Exercise objective: How many of the lines here include "unbleached"? Answer with a single number.

(Data records)

--*--

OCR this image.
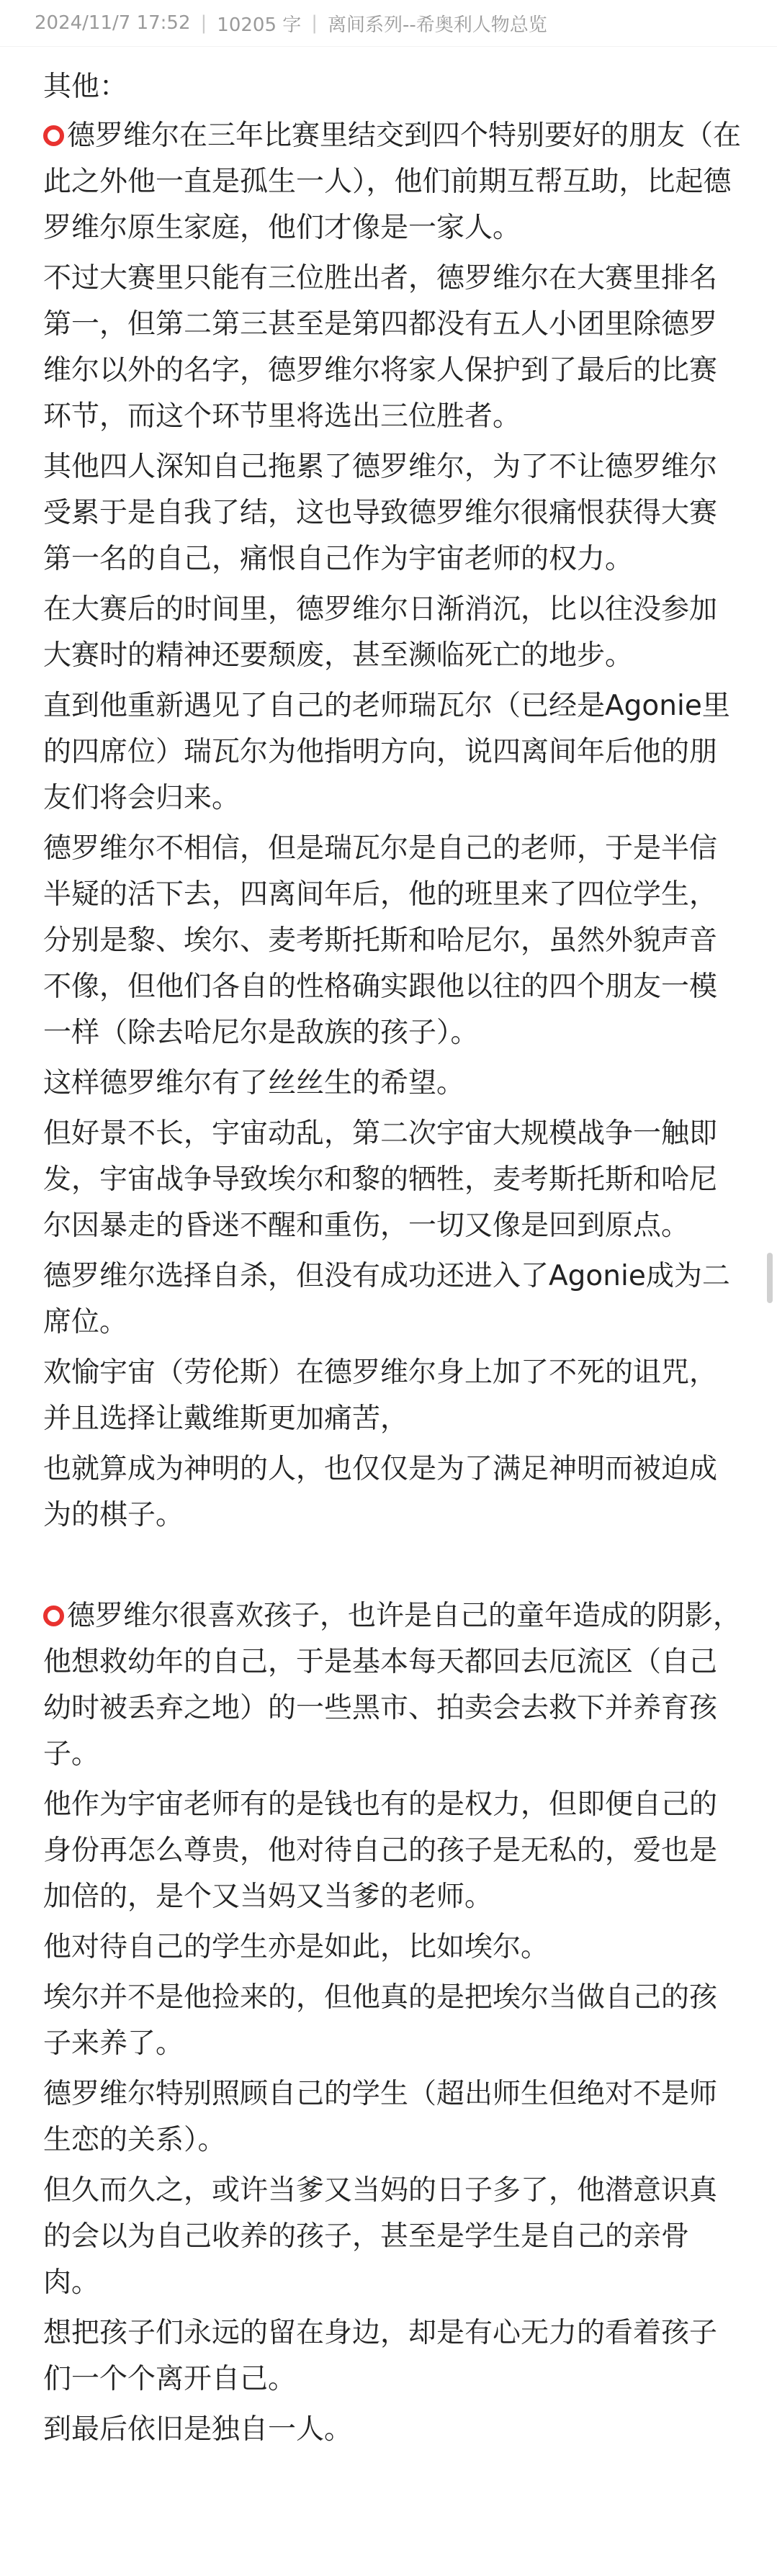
2024/11/7 17:52 | 10205 字 | 离间系列--希奥利人物总览

其他：

德罗维尔在三年比赛里结交到四个特别要好的朋友（在此之外他一直是孤生一人），他们前期互帮互助，比起德罗维尔原生家庭，他们才像是一家人。

不过大赛里只能有三位胜出者，德罗维尔在大赛里排名第一，但第二第三甚至是第四都没有五人小团里除德罗维尔以外的名字，德罗维尔将家人保护到了最后的比赛环节，而这个环节里将选出三位胜者。

其他四人深知自己拖累了德罗维尔，为了不让德罗维尔受累于是自我了结，这也导致德罗维尔很痛恨获得大赛第一名的自己，痛恨自己作为宇宙老师的权力。

在大赛后的时间里，德罗维尔日渐消沉，比以往没参加大赛时的精神还要颓废，甚至濒临死亡的地步。

直到他重新遇见了自己的老师瑞瓦尔（已经是Agonie里的四席位）瑞瓦尔为他指明方向，说四离间年后他的朋友们将会归来。

德罗维尔不相信，但是瑞瓦尔是自己的老师，于是半信半疑的活下去，四离间年后，他的班里来了四位学生，分别是黎、埃尔、麦考斯托斯和哈尼尔，虽然外貌声音不像，但他们各自的性格确实跟他以往的四个朋友一模一样（除去哈尼尔是敌族的孩子）。

这样德罗维尔有了丝丝生的希望。

但好景不长，宇宙动乱，第二次宇宙大规模战争一触即发，宇宙战争导致埃尔和黎的牺牲，麦考斯托斯和哈尼尔因暴走的昏迷不醒和重伤，一切又像是回到原点。

德罗维尔选择自杀，但没有成功还进入了Agonie成为二席位。

欢愉宇宙（劳伦斯）在德罗维尔身上加了不死的诅咒，并且选择让戴维斯更加痛苦，

也就算成为神明的人，也仅仅是为了满足神明而被迫成为的棋子。

德罗维尔很喜欢孩子，也许是自己的童年造成的阴影，他想救幼年的自己，于是基本每天都回去厄流区（自己幼时被丢弃之地）的一些黑市、拍卖会去救下并养育孩子。

他作为宇宙老师有的是钱也有的是权力，但即便自己的身份再怎么尊贵，他对待自己的孩子是无私的，爱也是加倍的，是个又当妈又当爹的老师。

他对待自己的学生亦是如此，比如埃尔。

埃尔并不是他捡来的，但他真的是把埃尔当做自己的孩子来养了。

德罗维尔特别照顾自己的学生（超出师生但绝对不是师生恋的关系）。

但久而久之，或许当爹又当妈的日子多了，他潜意识真的会以为自己收养的孩子，甚至是学生是自己的亲骨肉。

想把孩子们永远的留在身边，却是有心无力的看着孩子们一个个离开自己。

到最后依旧是独自一人。
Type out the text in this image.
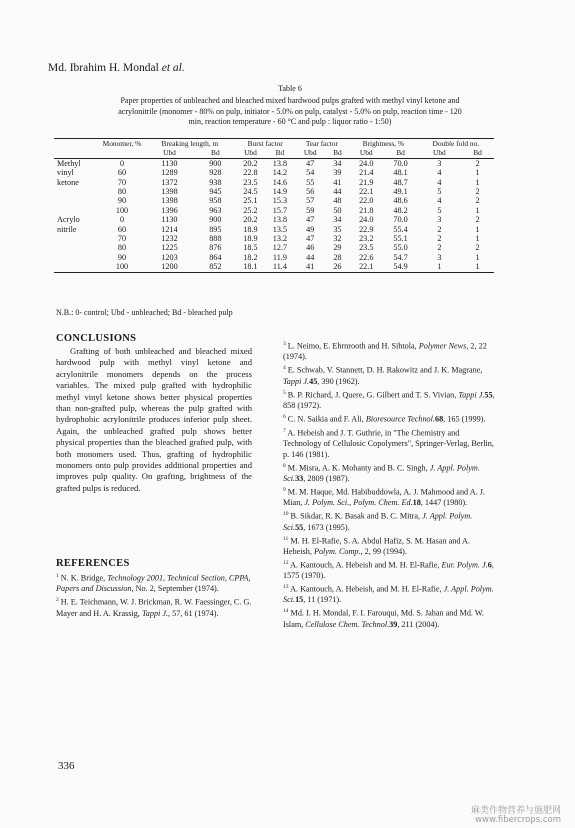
Md. Ibrahim H. Mondal et al.
Table 6
Paper properties of unbleached and bleached mixed hardwood pulps grafted with methyl vinyl ketone and
acrylonitrile (monomer - 80% on pulp, initiator - 5.0% on pulp, catalyst - 5.0% on pulp, reaction time - 120
min, reaction temperature - 60 °C and pulp : liquor ratio - 1:50)
	Monomer, %	Breaking length, m		Burst factor		Tear factor		Brightness, %		Double fold no.	
		Ubd	Bd	Ubd	Bd	Ubd	Bd	Ubd	Bd	Ubd	Bd
Methyl	0	1130	900	20.2	13.8	47	34	24.0	70.0	3	2
vinyl	60	1289	928	22.8	14.2	54	39	21.4	48.1	4	1
ketone	70	1372	938	23.5	14.6	55	41	21.9	48.7	4	1
	80	1398	945	24.5	14.9	56	44	22.1	49.1	5	2
	90	1398	958	25.1	15.3	57	48	22.0	48.6	4	2
	100	1396	963	25.2	15.7	59	50	21.8	48.2	5	1
Acrylo	0	1130	900	20.2	13.8	47	34	24.0	70.0	3	2
nitrile	60	1214	895	18.9	13.5	49	35	22.9	55.4	2	1
	70	1232	888	18.9	13.2	47	32	23.2	55.1	2	1
	80	1225	876	18.5	12.7	46	29	23.5	55.0	2	2
	90	1203	864	18.2	11.9	44	28	22.6	54.7	3	1
	100	1200	852	18.1	11.4	41	26	22.1	54.9	1	1
N.B.: 0- control; Ubd - unbleached; Bd - bleached pulp
CONCLUSIONS
Grafting of both unbleached and bleached mixed hardwood pulp with methyl vinyl ketone and acrylonitrile monomers depends on the process variables. The mixed pulp grafted with hydrophilic methyl vinyl ketone shows better physical properties than non-grafted pulp, whereas the pulp grafted with hydrophobic acrylonitrile produces inferior pulp sheet. Again, the unbleached grafted pulp shows better physical properties than the bleached grafted pulp, with both monomers used. Thus, grafting of hydrophilic monomers onto pulp provides additional properties and improves pulp quality. On grafting, brightness of the grafted pulps is reduced.
REFERENCES

$^1$ N. K. Bridge, Technology 2001, Technical Section, CPPA, Papers and Discussion, No. 2, September (1974).

$^2$ H. E. Teichmann, W. J. Brickman, R. W. Faessinger, C. G. Mayer and H. A. Krassig, Tappi J., 57, 61 (1974).

$^3$ L. Neimo, E. Ehrnrooth and H. Sihtola, Polymer News, 2, 22 (1974).

$^4$ E. Schwab, V. Stannett, D. H. Rakowitz and J. K. Magrane, Tappi J.45, 390 (1962).

$^5$ B. P. Richard, J. Quere, G. Gilbert and T. S. Vivian, Tappi J.55, 858 (1972).

$^6$ C. N. Saikia and F. Ali, Bioresource Technol.68, 165 (1999).

$^7$ A. Hebeish and J. T. Guthrie, in "The Chemistry and Technology of Cellulosic Copolymers", Springer-Verlag, Berlin, p. 146 (1981).

$^8$ M. Misra, A. K. Mohanty and B. C. Singh, J. Appl. Polym. Sci.33, 2809 (1987).

$^9$ M. M. Haque, Md. Habibuddowla, A. J. Mahmood and A. J. Mian, J. Polym. Sci., Polym. Chem. Ed.18, 1447 (1980).

$^{10}$ B. Sikdar, R. K. Basak and B. C. Mitra, J. Appl. Polym. Sci.55, 1673 (1995).

$^{11}$ M. H. El-Rafie, S. A. Abdul Hafiz, S. M. Hasan and A. Hebeish, Polym. Comp., 2, 99 (1994).

$^{12}$ A. Kantouch, A. Hebeish and M. H. El-Rafie, Eur. Polym. J.6, 1575 (1970).

$^{13}$ A. Kantouch, A. Hebeish, and M. H. El-Rafie, J. Appl. Polym. Sci.15, 11 (1971).

$^{14}$ Md. I. H. Mondal, F. I. Farouqui, Md. S. Jahan and Md. W. Islam, Cellulose Chem. Technol.39, 211 (2004).

336
麻类作物营养与施肥网
www.fibercrops.com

--*--

Expected output: 3